— Start of EXTRACT —

1. Introduction

As an energy saving light source, high bright white LED has been widely recognized to be the potential replacement for traditional general lighting source. In recent years, it has more and more applications in our daily life, such as road lighting, headlamps of automobiles, and backlighting for LCD display. So far, most of White LEDs (WLEDs) are based on phosphor-converted principle, in which a blue GaN LED is covered by a yellow phosphor made of YAG:Ce bound in silicone [1].

The major optical challenges for WLED are in terms of high light output efficiency and angular CCT uniformity. Phosphor coating technology is vital for the abovementioned challenges. To overcome the challenges, corporations such as Cree, Philips Lumileds, and Osram have developed various phosphor-dispersing technologies such as conformal coating, spinning coating and so on [2–5]. Except for the industrial development, a lot of simulation works have been conducted to study the influence of structures and parameters of phosphor layers on optical performances of WLEDs based on Monte Carlo ray tracing. Shi et al. used bi-layered phosphor method to package white LED and found this method caused more than 18% increase in luminous flux compared to conventional random mixed phosphor case at the same CCT [6], and they also investigated the dependence of luminous efficiency and CCT on phosphor concentration and thickness for WLEDs, and found that LED packaged with lower concentration and higher thickness phosphor had higher luminous efficiency [7]. Our group analyzed the effect of phosphor’s location on LED packaging performance, and suggested an optical structure with plane and remote phosphor location should be a suitable choice for LED packaging with consideration of the luminous efficiency and color uniformity [8]. Sommer et al. also carried out simulations and pointed out phosphor concentration and the geometry size should be precisely adjusted to assure angular-homogeneous white light, and they also identify the impacts of different refractive indices and particle size of phosphor on CCT and luminous efficacies of WLEDs [9,10]. Some other studies on phosphor layer’s geometry optimization are also conducted for the better performance of WLEDs [11,12].

— End of EXTRACT —

[COMPLETE THE FOLLOWING]
[1] Which corporations does the LED introduction name as having developed phosphor-dispersing technologies?
[2] Copy the LED introduction from "1. Introduction" up to and including "in silicone [1].".

— Start of RECORD SET —

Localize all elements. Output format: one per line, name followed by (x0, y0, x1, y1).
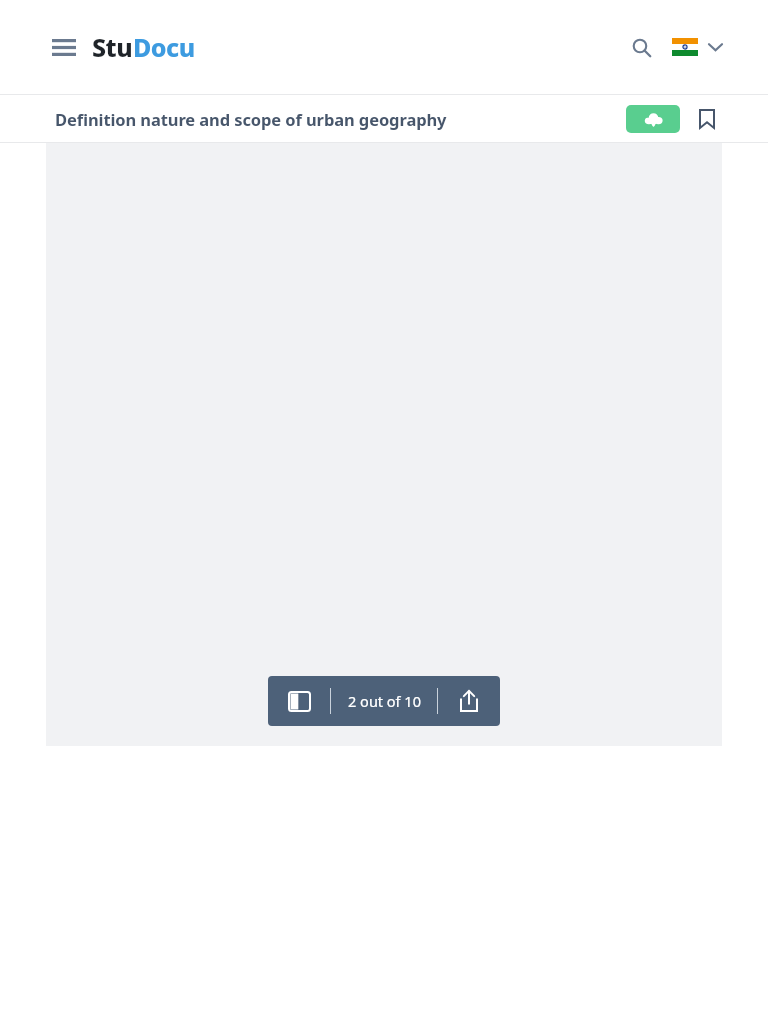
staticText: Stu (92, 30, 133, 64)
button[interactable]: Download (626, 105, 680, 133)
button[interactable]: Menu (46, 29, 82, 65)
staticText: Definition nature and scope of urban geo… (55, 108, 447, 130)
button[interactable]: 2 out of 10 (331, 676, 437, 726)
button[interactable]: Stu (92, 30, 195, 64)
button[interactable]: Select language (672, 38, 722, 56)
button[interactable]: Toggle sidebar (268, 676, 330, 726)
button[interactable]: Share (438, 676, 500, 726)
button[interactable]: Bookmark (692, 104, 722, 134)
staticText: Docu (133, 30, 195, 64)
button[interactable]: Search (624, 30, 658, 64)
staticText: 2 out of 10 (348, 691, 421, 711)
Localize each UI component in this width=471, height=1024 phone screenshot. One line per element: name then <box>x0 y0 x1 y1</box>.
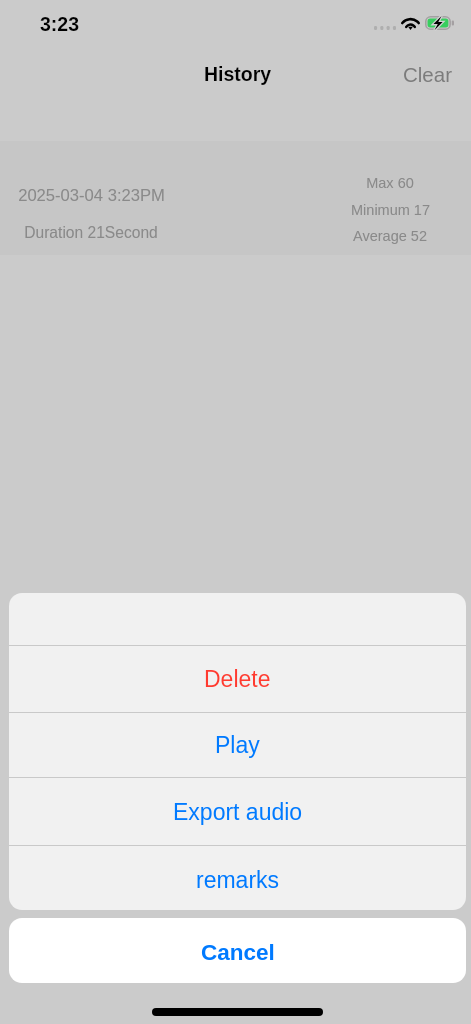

— End of RECORD SET —
— Start of RECORD SET —

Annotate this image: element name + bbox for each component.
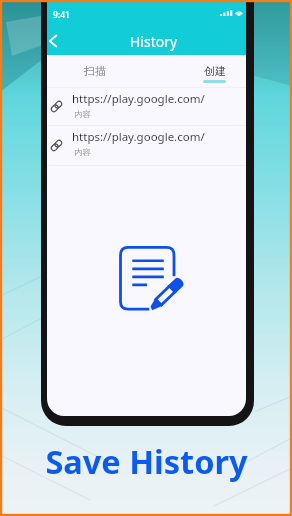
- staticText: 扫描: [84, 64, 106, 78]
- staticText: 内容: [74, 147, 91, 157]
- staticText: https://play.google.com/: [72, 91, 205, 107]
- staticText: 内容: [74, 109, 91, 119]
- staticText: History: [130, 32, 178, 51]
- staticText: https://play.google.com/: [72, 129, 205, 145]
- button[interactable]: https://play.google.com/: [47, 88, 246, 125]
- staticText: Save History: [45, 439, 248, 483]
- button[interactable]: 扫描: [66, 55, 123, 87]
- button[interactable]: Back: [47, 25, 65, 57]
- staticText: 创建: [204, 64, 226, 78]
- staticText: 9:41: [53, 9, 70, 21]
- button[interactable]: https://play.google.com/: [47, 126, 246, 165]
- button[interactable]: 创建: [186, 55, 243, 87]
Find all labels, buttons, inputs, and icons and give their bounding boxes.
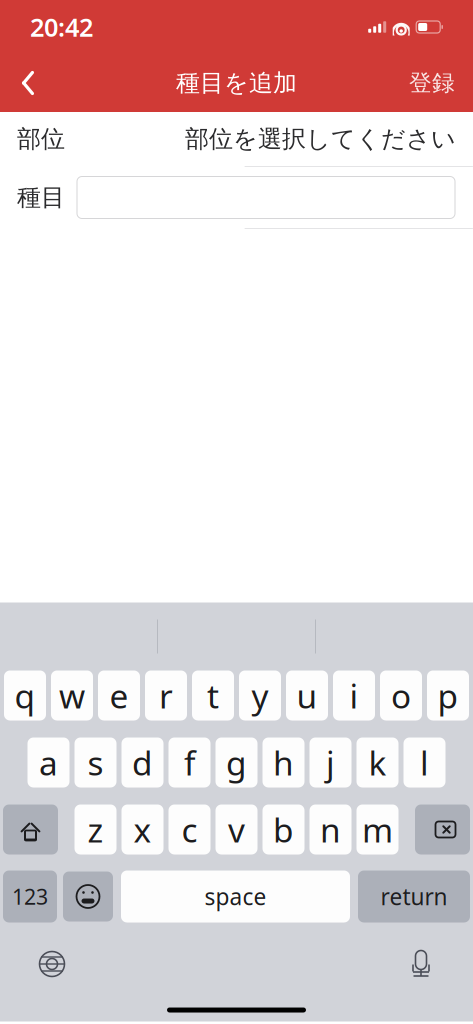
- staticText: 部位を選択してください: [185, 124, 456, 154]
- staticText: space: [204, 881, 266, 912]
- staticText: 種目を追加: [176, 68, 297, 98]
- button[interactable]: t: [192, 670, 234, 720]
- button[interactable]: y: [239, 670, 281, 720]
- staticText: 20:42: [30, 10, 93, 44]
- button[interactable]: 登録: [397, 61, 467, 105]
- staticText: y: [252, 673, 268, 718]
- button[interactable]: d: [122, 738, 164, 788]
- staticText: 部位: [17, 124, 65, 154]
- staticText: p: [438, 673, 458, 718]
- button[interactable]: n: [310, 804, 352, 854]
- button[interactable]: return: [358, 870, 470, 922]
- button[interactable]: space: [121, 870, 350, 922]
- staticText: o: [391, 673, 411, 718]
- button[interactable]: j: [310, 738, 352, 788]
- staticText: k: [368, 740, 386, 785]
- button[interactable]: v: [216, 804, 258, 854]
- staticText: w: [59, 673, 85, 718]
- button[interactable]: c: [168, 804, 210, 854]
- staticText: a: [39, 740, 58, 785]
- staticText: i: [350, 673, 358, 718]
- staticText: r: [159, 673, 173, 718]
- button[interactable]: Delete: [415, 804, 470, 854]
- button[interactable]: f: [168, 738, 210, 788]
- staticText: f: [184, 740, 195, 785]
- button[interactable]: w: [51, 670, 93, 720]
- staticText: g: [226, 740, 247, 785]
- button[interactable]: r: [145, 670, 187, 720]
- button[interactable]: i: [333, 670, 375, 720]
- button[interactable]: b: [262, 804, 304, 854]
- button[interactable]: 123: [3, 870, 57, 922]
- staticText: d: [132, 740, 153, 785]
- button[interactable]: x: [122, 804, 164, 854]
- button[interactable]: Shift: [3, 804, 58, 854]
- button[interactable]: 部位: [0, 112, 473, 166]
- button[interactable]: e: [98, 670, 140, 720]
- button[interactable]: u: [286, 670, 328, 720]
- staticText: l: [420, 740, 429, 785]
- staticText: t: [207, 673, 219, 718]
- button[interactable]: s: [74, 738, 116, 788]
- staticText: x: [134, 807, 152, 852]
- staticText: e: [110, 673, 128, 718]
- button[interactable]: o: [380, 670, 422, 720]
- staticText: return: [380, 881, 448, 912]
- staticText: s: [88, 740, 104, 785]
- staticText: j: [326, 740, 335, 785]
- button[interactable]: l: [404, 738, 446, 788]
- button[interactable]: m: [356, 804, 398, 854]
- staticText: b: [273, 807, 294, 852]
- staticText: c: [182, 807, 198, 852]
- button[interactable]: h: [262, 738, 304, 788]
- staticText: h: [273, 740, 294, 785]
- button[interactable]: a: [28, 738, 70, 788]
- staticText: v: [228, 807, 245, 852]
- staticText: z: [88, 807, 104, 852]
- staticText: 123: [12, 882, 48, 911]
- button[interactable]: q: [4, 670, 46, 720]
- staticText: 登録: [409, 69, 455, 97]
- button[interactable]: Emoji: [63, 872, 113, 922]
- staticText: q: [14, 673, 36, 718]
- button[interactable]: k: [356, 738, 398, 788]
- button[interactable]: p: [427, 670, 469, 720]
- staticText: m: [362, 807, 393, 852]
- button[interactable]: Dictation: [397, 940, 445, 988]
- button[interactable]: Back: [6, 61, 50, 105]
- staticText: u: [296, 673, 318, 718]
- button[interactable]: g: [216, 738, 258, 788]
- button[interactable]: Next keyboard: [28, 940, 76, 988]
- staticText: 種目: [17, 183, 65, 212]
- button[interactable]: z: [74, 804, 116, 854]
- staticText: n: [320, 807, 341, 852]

— End of RECORD SET —
— Start of RECORD SET —

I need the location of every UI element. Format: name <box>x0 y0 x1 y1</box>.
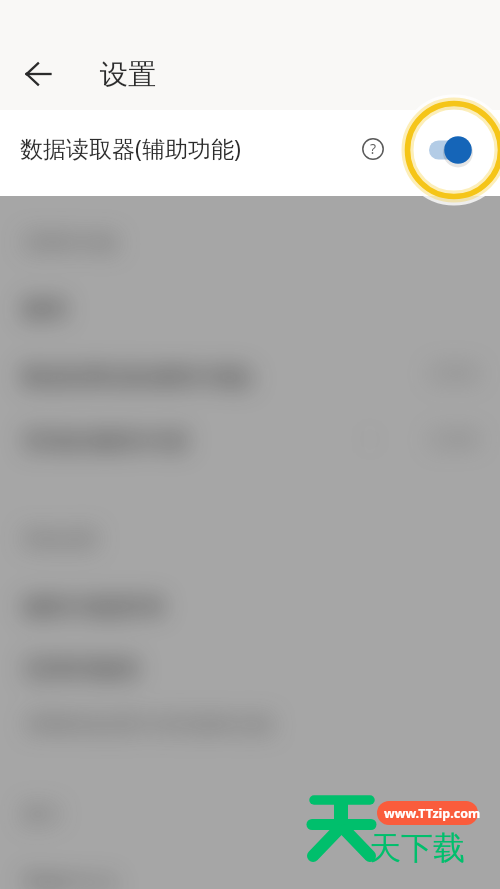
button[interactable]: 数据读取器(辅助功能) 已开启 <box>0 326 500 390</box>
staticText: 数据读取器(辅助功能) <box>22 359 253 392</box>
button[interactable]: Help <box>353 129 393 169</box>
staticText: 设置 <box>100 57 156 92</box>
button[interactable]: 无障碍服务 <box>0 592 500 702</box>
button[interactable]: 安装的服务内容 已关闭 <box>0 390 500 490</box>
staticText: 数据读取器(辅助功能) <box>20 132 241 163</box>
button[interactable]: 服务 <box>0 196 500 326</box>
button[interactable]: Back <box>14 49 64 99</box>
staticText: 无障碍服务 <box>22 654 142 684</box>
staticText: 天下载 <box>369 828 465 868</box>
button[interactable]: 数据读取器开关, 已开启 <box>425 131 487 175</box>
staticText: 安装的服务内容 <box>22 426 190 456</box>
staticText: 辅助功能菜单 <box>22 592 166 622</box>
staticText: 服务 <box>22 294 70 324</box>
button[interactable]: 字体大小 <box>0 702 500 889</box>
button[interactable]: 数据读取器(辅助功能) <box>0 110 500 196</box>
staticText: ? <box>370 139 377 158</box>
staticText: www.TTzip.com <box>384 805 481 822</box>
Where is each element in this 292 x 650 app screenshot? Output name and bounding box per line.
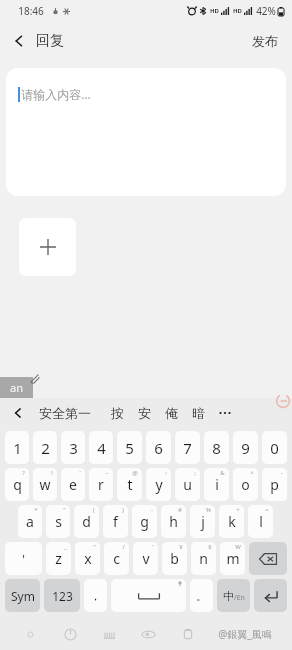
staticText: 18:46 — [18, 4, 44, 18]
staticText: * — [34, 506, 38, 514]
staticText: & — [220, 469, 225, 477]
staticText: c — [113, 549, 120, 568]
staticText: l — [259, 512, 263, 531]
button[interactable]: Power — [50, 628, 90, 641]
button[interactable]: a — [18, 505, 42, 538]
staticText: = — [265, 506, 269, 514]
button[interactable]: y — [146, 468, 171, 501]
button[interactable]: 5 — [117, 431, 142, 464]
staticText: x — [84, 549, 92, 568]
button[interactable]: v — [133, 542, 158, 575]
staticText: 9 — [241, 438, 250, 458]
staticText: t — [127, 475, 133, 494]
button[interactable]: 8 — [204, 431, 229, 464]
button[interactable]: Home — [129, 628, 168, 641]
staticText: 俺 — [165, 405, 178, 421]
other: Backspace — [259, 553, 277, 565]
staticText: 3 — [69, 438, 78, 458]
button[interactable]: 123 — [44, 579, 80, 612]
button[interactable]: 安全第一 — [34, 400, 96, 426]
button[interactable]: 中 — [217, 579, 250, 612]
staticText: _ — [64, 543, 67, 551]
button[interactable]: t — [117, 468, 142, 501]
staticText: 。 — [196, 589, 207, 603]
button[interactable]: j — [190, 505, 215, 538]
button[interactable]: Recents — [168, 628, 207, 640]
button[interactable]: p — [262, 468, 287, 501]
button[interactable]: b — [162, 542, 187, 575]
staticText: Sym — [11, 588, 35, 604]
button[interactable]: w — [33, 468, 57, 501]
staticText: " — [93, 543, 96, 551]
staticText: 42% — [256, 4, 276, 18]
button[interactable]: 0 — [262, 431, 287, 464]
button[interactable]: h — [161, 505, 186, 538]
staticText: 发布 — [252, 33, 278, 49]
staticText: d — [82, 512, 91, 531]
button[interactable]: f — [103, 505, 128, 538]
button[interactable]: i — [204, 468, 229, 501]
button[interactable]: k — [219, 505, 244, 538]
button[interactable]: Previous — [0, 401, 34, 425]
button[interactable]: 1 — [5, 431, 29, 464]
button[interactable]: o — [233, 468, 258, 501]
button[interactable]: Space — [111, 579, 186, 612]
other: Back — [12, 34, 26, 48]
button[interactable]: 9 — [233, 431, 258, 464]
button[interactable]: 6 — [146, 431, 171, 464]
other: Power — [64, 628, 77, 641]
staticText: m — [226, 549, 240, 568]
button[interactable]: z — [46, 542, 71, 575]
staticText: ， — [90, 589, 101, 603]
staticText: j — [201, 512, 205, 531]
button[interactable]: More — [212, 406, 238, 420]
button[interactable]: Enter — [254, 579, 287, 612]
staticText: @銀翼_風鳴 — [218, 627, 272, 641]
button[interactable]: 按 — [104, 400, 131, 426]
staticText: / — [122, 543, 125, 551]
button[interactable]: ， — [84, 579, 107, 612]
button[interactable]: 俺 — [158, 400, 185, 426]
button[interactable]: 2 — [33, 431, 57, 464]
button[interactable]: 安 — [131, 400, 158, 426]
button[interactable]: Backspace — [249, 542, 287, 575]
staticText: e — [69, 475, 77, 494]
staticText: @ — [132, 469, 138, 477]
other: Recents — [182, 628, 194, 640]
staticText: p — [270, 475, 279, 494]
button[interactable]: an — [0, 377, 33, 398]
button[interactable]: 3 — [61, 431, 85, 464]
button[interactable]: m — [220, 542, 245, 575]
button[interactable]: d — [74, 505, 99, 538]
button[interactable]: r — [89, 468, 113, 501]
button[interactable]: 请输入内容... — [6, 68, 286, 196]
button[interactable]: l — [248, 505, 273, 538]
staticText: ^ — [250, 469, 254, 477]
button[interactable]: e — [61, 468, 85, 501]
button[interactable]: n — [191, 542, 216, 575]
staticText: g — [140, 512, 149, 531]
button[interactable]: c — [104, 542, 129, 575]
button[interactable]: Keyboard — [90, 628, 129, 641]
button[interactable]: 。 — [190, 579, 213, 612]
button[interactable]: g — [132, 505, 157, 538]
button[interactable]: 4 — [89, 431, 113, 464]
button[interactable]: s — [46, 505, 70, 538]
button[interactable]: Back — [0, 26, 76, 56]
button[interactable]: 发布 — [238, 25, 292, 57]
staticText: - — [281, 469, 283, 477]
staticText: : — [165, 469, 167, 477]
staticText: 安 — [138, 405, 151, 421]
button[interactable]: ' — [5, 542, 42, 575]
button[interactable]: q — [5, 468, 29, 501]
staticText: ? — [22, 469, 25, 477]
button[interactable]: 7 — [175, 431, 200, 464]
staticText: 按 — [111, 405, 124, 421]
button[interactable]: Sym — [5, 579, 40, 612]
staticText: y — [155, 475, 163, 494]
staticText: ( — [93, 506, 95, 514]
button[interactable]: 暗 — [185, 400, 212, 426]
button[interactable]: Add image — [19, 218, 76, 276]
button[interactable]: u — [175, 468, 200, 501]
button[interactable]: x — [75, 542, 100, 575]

— End of RECORD SET —

[SOLUTION SET]
[1] Cree, Philips Lumileds, and Osram

[2]
1. Introduction

As an energy saving light source, high bright white LED has been widely recognized to be the potential replacement for traditional general lighting source. In recent years, it has more and more applications in our daily life, such as road lighting, headlamps of automobiles, and backlighting for LCD display. So far, most of White LEDs (WLEDs) are based on phosphor-converted principle, in which a blue GaN LED is covered by a yellow phosphor made of YAG:Ce bound in silicone [1].